··· Source text ···
Drug Addiction in Indonesia
From Jungkies to Jihad
|Indonesian heroin addicts are chained to the wall at an addiction-treatment center in a Jakarta mosque (Photo: Choo Youn-Kong/AFP-Getty Images).|
Faisal and Jhoni came to Athonk’s tattoo studio with a small picture and a lot of hope. It was their own design. They had both tried kicking their putauw (street-grade heroin) habits through a variety of rehabilitation programs. All failed. Now, they were trying something particularly strange for young urban trendies—a spiritual approach. They had designed a picture to be tattooed into their skin while they prayed. The tattoo needle would be the last needle ever to penetrate their skin.
That was in 2000. By 2002, both of these talented, well-known musicians from Jakarta were dead from drug-related problems. According to local statistics, so too were 17.8 percent of drug users throughout Indonesia.
Indonesia is plagued by an epidemic of drug abuse. The media is full of terrifying accounts of destruction and violence, young lives cut short, the breakdown of traditional values, children robbing parents, and 11-year-olds lured into addiction and prostitution. “A single use can result in addiction,” “Women prostitute themselves to support their habits,” and “25 percent of drug users will die” are some of the scare tactics seen in the media and on street banners. Such fictions create and maintain irrational fears. While there is no doubt that drugs have tragically ruined many lives, Indonesia needs to take a more rational look at history, culture, and the failure of current policies to formulate an approach based on knowledge—not hysteria.
With no studies on actual numbers of users in Indonesia, approximations are based on the numbers of individuals seeking treatment. In 1995 someone in the government claimed that .065 percent of the population were using drugs, although it is unknown what the number was based on. With a total population of 200 million at that time, that made 130,000 drug users. Many realized that this was just the tip of the iceberg and multiplied this number by 10. This is how the “official” number of 1.3 million addicts was calculated. Most of these are between the ages of 13 and 25.
The drug of choice in Indonesia is putauw: street-grade heroin. Accessibility is never a problem, with drugs being sold from many roadside food stalls, malls, campuses, and from street vendors. Elementary school children have reported they can buy putauw from the guy who sells bottled water in front of their school. The drugs are taped to the bottom of the bottle. Local press reports show how widely known the “hot spots” are for buying drugs in Jakarta, with many naming areas, streets, markets, even specific hotels for purchasing each kind of drug.
Drug Trends and Jungkies Style
With no access to power or opportunity, disaffected urban youth appropriate objects and attitudes which, for them, become tokens of power. They feel powerful when they immerse themselves in their version of westernized popular culture. Commodities such as clothes, hair styles, hair colors (anything but the natural black), and styles of speech mark off the youth subculture from mainstream culture. At the heart of this subculture is a cuek attitude, an utter lack of concern. Drugs are cuek personified: cool, modern, rebellious, provocative, and an important part of this youth culture. “Cuek is the best” is a very popular slogan on stickers and t-shirts.
···
# [What the task requires]
Condense the paragraph of the drug addiction in Indonesia text that begins "The drug of choice in Indonesia" into a short bulleted list that keeps its main facts.
··· Given material ···
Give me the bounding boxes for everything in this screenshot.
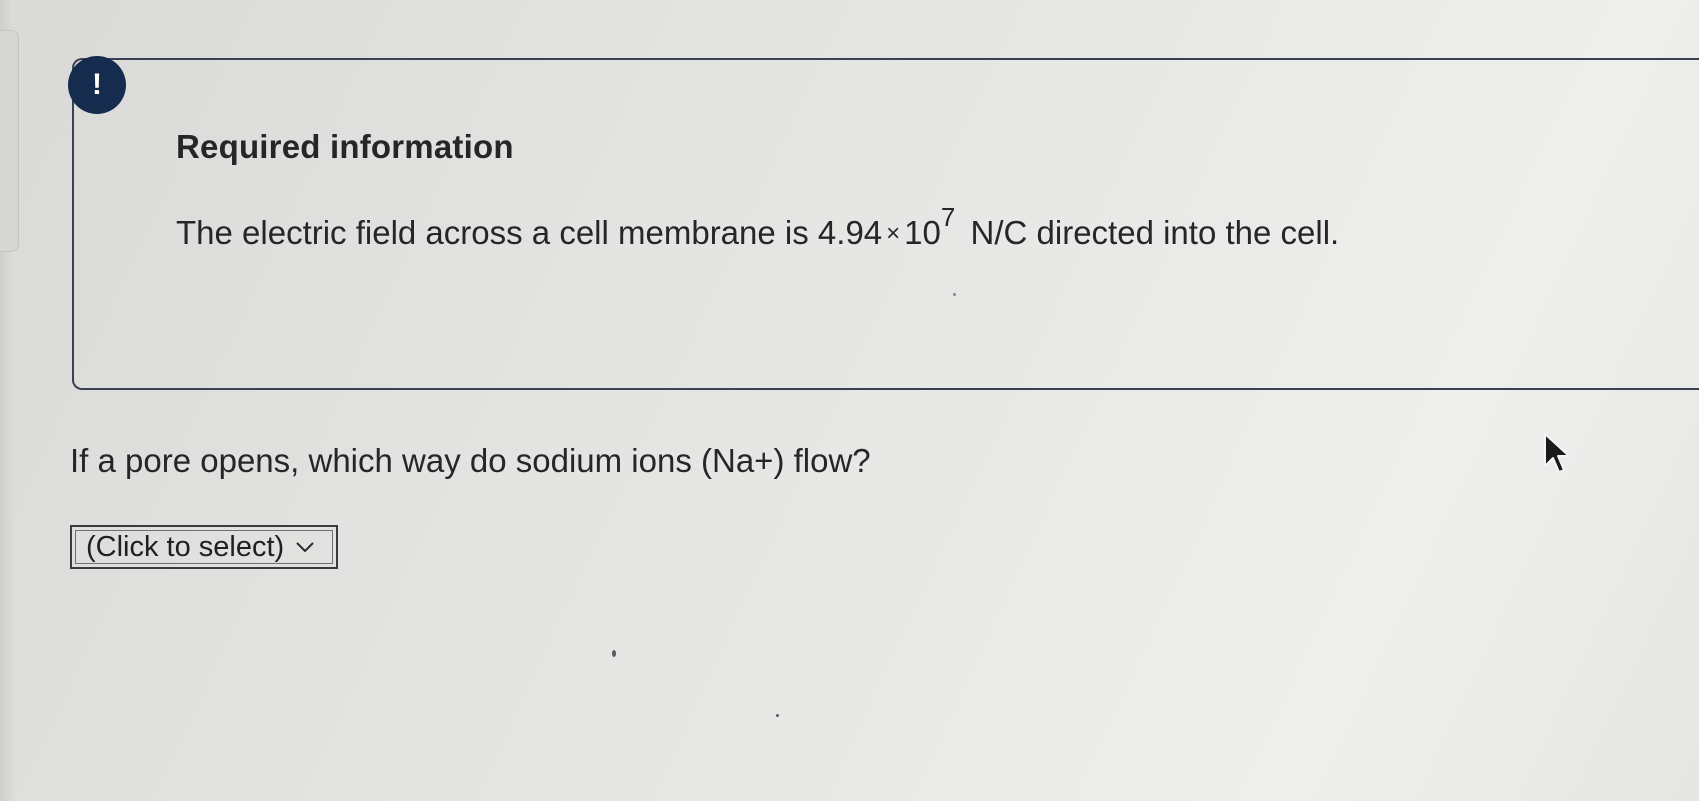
···
# [The response]
- Putauw, street-grade heroin, is the most used drug in Indonesia.
- It is easy to get. It is sold at roadside food stalls, in malls, on campuses and by street vendors.
- Elementary school children say they can buy it from the bottled-water seller outside their school, who tapes it to the bottom of the bottles.
- Local press reports show that Jakarta's "hot spots" for buying drugs are widely known. They name areas, streets, markets and even specific hotels for each kind of drug.